EXERCISE → Write out every line below that includes the word "doivent".

[Data excerpts]
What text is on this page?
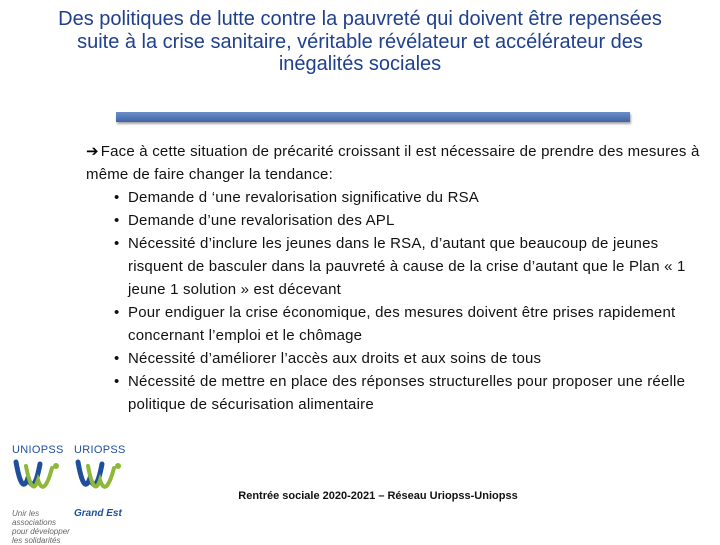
Des politiques de lutte contre la pauvreté qui doivent être repensées suite à la crise sanitaire, véritable révélateur et accélérateur des inégalités sociales
➔ Face à cette situation de précarité croissant il est nécessaire de prendre des mesures à même de faire changer la tendance:
• Demande d ‘une revalorisation significative du RSA
• Demande d’une revalorisation des APL
• Nécessité d’inclure les jeunes dans le RSA, d’autant que beaucoup de jeunes risquent de basculer dans la pauvreté à cause de la crise d’autant que le Plan « 1 jeune 1 solution » est décevant
• Pour endiguer la crise économique, des mesures doivent être prises rapidement concernant l’emploi et le chômage
• Nécessité d’améliorer l’accès aux droits et aux soins de tous
• Nécessité de mettre en place des réponses structurelles pour proposer une réelle politique de sécurisation alimentaire
UNIOPSS
Unir les associations pour développer les solidarités
URIOPSS
Grand Est
Rentrée sociale 2020-2021 – Réseau Uriopss-Uniopss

TASK RESPONSE →
Des politiques de lutte contre la pauvreté qui doivent être repensées suite à la crise sanitaire, véritable révélateur et accélérateur des inégalités sociales
• Pour endiguer la crise économique, des mesures doivent être prises rapidement concernant l’emploi et le chômage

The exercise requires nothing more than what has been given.